Stated task — Repeat the material verbatim. Images are excluded from the copy.

* * * *

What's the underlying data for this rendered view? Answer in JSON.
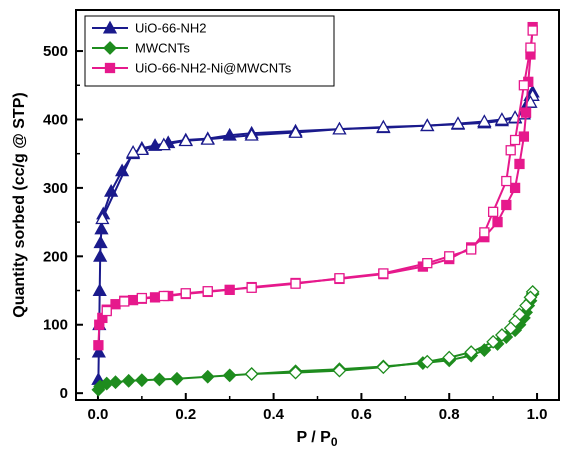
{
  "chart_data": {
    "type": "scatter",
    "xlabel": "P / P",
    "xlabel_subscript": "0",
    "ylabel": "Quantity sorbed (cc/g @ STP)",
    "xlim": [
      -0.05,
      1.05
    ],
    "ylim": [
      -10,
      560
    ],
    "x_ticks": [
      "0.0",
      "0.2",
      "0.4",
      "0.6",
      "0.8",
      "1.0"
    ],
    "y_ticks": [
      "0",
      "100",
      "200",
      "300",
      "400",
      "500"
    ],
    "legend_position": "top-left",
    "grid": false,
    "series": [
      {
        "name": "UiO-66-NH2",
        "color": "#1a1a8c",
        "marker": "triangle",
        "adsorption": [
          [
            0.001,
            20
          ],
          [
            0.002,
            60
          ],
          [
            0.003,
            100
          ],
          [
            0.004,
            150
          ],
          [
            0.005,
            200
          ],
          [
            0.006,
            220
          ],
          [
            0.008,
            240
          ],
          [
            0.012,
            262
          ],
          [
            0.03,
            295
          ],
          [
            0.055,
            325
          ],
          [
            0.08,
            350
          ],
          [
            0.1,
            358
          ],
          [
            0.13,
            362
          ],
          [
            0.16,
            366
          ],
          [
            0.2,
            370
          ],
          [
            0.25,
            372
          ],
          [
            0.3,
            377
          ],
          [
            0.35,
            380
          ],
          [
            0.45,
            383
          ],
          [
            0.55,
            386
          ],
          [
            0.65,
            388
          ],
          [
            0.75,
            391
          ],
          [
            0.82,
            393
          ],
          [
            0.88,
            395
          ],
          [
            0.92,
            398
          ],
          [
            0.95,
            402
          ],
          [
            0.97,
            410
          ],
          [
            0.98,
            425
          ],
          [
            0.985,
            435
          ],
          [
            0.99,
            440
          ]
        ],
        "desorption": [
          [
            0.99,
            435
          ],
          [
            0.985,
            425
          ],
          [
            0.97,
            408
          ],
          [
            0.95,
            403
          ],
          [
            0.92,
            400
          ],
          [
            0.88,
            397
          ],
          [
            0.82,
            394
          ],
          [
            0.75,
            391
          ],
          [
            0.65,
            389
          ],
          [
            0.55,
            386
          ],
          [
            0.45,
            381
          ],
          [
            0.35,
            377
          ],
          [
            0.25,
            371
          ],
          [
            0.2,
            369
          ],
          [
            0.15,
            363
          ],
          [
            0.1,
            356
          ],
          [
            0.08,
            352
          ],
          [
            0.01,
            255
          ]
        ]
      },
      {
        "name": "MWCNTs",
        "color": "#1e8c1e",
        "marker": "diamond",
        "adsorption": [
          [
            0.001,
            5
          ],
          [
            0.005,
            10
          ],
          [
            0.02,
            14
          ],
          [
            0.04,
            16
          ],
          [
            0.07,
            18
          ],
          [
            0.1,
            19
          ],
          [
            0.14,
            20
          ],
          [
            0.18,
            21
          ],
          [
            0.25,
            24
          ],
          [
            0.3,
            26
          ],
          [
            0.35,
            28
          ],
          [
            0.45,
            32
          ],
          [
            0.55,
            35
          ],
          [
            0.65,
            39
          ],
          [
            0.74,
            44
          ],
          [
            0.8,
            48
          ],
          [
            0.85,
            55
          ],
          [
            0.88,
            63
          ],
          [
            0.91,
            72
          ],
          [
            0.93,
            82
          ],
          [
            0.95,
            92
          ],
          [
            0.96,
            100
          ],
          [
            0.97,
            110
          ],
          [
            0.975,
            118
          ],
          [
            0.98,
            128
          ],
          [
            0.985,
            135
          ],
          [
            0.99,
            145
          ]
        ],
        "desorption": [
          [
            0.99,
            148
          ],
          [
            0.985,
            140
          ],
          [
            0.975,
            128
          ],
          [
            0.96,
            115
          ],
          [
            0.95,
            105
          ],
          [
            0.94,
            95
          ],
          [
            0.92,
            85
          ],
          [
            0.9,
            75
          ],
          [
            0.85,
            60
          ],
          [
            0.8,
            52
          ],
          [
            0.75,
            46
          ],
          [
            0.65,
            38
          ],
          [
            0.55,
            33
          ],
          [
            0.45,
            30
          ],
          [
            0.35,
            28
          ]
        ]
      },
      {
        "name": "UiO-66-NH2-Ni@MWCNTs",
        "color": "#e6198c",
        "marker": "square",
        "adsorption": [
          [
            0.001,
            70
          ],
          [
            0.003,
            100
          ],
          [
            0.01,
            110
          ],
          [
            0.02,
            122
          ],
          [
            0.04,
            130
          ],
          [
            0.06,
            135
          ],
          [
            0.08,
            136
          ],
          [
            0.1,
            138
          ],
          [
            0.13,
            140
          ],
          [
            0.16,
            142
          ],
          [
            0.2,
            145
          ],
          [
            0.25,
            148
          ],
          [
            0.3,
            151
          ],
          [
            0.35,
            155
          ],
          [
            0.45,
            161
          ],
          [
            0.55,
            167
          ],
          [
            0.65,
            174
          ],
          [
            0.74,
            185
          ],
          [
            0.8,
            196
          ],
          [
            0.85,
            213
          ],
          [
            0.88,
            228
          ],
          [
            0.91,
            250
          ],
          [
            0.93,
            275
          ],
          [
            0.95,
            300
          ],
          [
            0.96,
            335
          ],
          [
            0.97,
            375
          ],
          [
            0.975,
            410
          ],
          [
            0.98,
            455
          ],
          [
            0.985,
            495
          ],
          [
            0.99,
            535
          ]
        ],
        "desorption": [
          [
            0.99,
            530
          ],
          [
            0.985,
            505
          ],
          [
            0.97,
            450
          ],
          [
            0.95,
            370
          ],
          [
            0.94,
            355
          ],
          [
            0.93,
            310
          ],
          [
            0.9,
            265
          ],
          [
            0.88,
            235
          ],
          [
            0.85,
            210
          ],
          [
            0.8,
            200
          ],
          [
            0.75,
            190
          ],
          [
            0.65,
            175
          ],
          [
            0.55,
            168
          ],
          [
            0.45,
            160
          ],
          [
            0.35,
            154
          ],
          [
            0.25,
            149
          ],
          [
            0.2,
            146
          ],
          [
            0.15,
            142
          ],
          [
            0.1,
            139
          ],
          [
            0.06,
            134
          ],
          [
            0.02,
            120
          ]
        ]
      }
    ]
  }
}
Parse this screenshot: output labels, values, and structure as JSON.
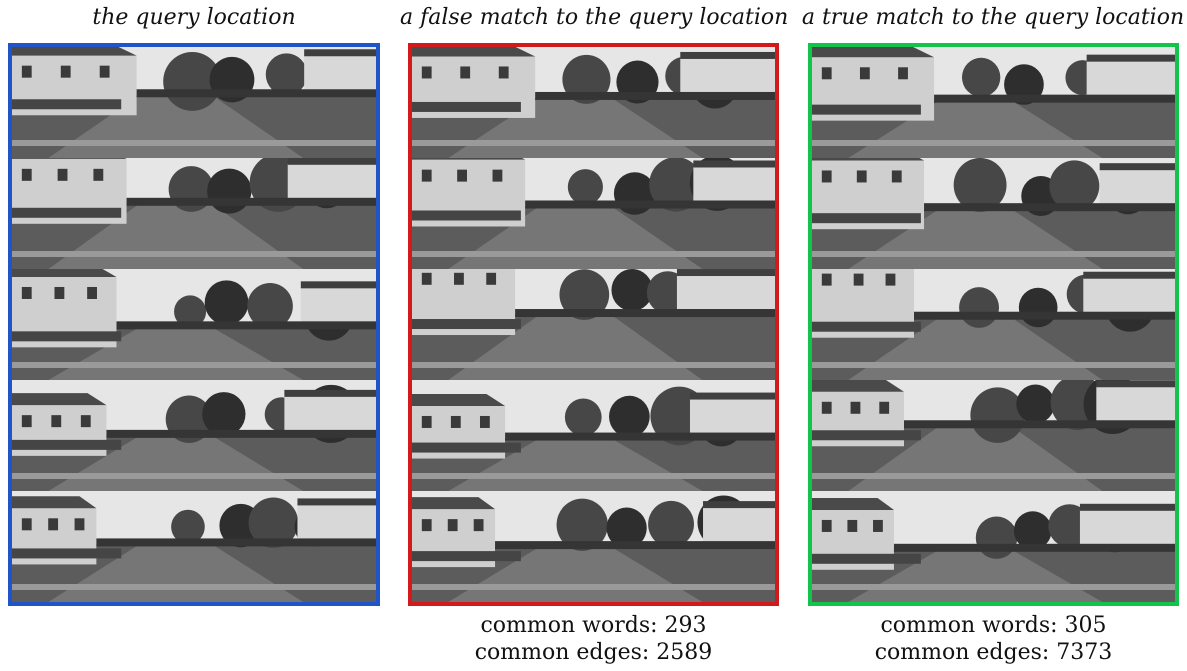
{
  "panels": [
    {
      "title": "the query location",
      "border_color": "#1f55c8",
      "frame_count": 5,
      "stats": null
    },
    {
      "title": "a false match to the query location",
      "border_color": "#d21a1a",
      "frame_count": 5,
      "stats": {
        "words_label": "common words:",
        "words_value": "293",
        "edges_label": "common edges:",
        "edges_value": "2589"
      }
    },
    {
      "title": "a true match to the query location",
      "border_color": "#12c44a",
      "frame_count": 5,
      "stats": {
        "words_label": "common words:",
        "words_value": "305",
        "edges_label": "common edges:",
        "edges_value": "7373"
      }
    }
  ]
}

* * * *

Task answer —
What's the underlying data for this rendered view? Answer in JSON.
{
  "chart_data": {
    "type": "scatter",
    "xlabel": "P / P",
    "xlabel_subscript": "0",
    "ylabel": "Quantity sorbed (cc/g @ STP)",
    "xlim": [
      -0.05,
      1.05
    ],
    "ylim": [
      -10,
      560
    ],
    "x_ticks": [
      "0.0",
      "0.2",
      "0.4",
      "0.6",
      "0.8",
      "1.0"
    ],
    "y_ticks": [
      "0",
      "100",
      "200",
      "300",
      "400",
      "500"
    ],
    "legend_position": "top-left",
    "grid": false,
    "series": [
      {
        "name": "UiO-66-NH2",
        "color": "#1a1a8c",
        "marker": "triangle",
        "adsorption": [
          [
            0.001,
            20
          ],
          [
            0.002,
            60
          ],
          [
            0.003,
            100
          ],
          [
            0.004,
            150
          ],
          [
            0.005,
            200
          ],
          [
            0.006,
            220
          ],
          [
            0.008,
            240
          ],
          [
            0.012,
            262
          ],
          [
            0.03,
            295
          ],
          [
            0.055,
            325
          ],
          [
            0.08,
            350
          ],
          [
            0.1,
            358
          ],
          [
            0.13,
            362
          ],
          [
            0.16,
            366
          ],
          [
            0.2,
            370
          ],
          [
            0.25,
            372
          ],
          [
            0.3,
            377
          ],
          [
            0.35,
            380
          ],
          [
            0.45,
            383
          ],
          [
            0.55,
            386
          ],
          [
            0.65,
            388
          ],
          [
            0.75,
            391
          ],
          [
            0.82,
            393
          ],
          [
            0.88,
            395
          ],
          [
            0.92,
            398
          ],
          [
            0.95,
            402
          ],
          [
            0.97,
            410
          ],
          [
            0.98,
            425
          ],
          [
            0.985,
            435
          ],
          [
            0.99,
            440
          ]
        ],
        "desorption": [
          [
            0.99,
            435
          ],
          [
            0.985,
            425
          ],
          [
            0.97,
            408
          ],
          [
            0.95,
            403
          ],
          [
            0.92,
            400
          ],
          [
            0.88,
            397
          ],
          [
            0.82,
            394
          ],
          [
            0.75,
            391
          ],
          [
            0.65,
            389
          ],
          [
            0.55,
            386
          ],
          [
            0.45,
            381
          ],
          [
            0.35,
            377
          ],
          [
            0.25,
            371
          ],
          [
            0.2,
            369
          ],
          [
            0.15,
            363
          ],
          [
            0.1,
            356
          ],
          [
            0.08,
            352
          ],
          [
            0.01,
            255
          ]
        ]
      },
      {
        "name": "MWCNTs",
        "color": "#1e8c1e",
        "marker": "diamond",
        "adsorption": [
          [
            0.001,
            5
          ],
          [
            0.005,
            10
          ],
          [
            0.02,
            14
          ],
          [
            0.04,
            16
          ],
          [
            0.07,
            18
          ],
          [
            0.1,
            19
          ],
          [
            0.14,
            20
          ],
          [
            0.18,
            21
          ],
          [
            0.25,
            24
          ],
          [
            0.3,
            26
          ],
          [
            0.35,
            28
          ],
          [
            0.45,
            32
          ],
          [
            0.55,
            35
          ],
          [
            0.65,
            39
          ],
          [
            0.74,
            44
          ],
          [
            0.8,
            48
          ],
          [
            0.85,
            55
          ],
          [
            0.88,
            63
          ],
          [
            0.91,
            72
          ],
          [
            0.93,
            82
          ],
          [
            0.95,
            92
          ],
          [
            0.96,
            100
          ],
          [
            0.97,
            110
          ],
          [
            0.975,
            118
          ],
          [
            0.98,
            128
          ],
          [
            0.985,
            135
          ],
          [
            0.99,
            145
          ]
        ],
        "desorption": [
          [
            0.99,
            148
          ],
          [
            0.985,
            140
          ],
          [
            0.975,
            128
          ],
          [
            0.96,
            115
          ],
          [
            0.95,
            105
          ],
          [
            0.94,
            95
          ],
          [
            0.92,
            85
          ],
          [
            0.9,
            75
          ],
          [
            0.85,
            60
          ],
          [
            0.8,
            52
          ],
          [
            0.75,
            46
          ],
          [
            0.65,
            38
          ],
          [
            0.55,
            33
          ],
          [
            0.45,
            30
          ],
          [
            0.35,
            28
          ]
        ]
      },
      {
        "name": "UiO-66-NH2-Ni@MWCNTs",
        "color": "#e6198c",
        "marker": "square",
        "adsorption": [
          [
            0.001,
            70
          ],
          [
            0.003,
            100
          ],
          [
            0.01,
            110
          ],
          [
            0.02,
            122
          ],
          [
            0.04,
            130
          ],
          [
            0.06,
            135
          ],
          [
            0.08,
            136
          ],
          [
            0.1,
            138
          ],
          [
            0.13,
            140
          ],
          [
            0.16,
            142
          ],
          [
            0.2,
            145
          ],
          [
            0.25,
            148
          ],
          [
            0.3,
            151
          ],
          [
            0.35,
            155
          ],
          [
            0.45,
            161
          ],
          [
            0.55,
            167
          ],
          [
            0.65,
            174
          ],
          [
            0.74,
            185
          ],
          [
            0.8,
            196
          ],
          [
            0.85,
            213
          ],
          [
            0.88,
            228
          ],
          [
            0.91,
            250
          ],
          [
            0.93,
            275
          ],
          [
            0.95,
            300
          ],
          [
            0.96,
            335
          ],
          [
            0.97,
            375
          ],
          [
            0.975,
            410
          ],
          [
            0.98,
            455
          ],
          [
            0.985,
            495
          ],
          [
            0.99,
            535
          ]
        ],
        "desorption": [
          [
            0.99,
            530
          ],
          [
            0.985,
            505
          ],
          [
            0.97,
            450
          ],
          [
            0.95,
            370
          ],
          [
            0.94,
            355
          ],
          [
            0.93,
            310
          ],
          [
            0.9,
            265
          ],
          [
            0.88,
            235
          ],
          [
            0.85,
            210
          ],
          [
            0.8,
            200
          ],
          [
            0.75,
            190
          ],
          [
            0.65,
            175
          ],
          [
            0.55,
            168
          ],
          [
            0.45,
            160
          ],
          [
            0.35,
            154
          ],
          [
            0.25,
            149
          ],
          [
            0.2,
            146
          ],
          [
            0.15,
            142
          ],
          [
            0.1,
            139
          ],
          [
            0.06,
            134
          ],
          [
            0.02,
            120
          ]
        ]
      }
    ]
  }
}
Parse this screenshot: output labels, values, and structure as JSON.
{
  "panels": [
    {
      "title": "the query location",
      "border_color": "#1f55c8",
      "frame_count": 5,
      "stats": null
    },
    {
      "title": "a false match to the query location",
      "border_color": "#d21a1a",
      "frame_count": 5,
      "stats": {
        "words_label": "common words:",
        "words_value": "293",
        "edges_label": "common edges:",
        "edges_value": "2589"
      }
    },
    {
      "title": "a true match to the query location",
      "border_color": "#12c44a",
      "frame_count": 5,
      "stats": {
        "words_label": "common words:",
        "words_value": "305",
        "edges_label": "common edges:",
        "edges_value": "7373"
      }
    }
  ]
}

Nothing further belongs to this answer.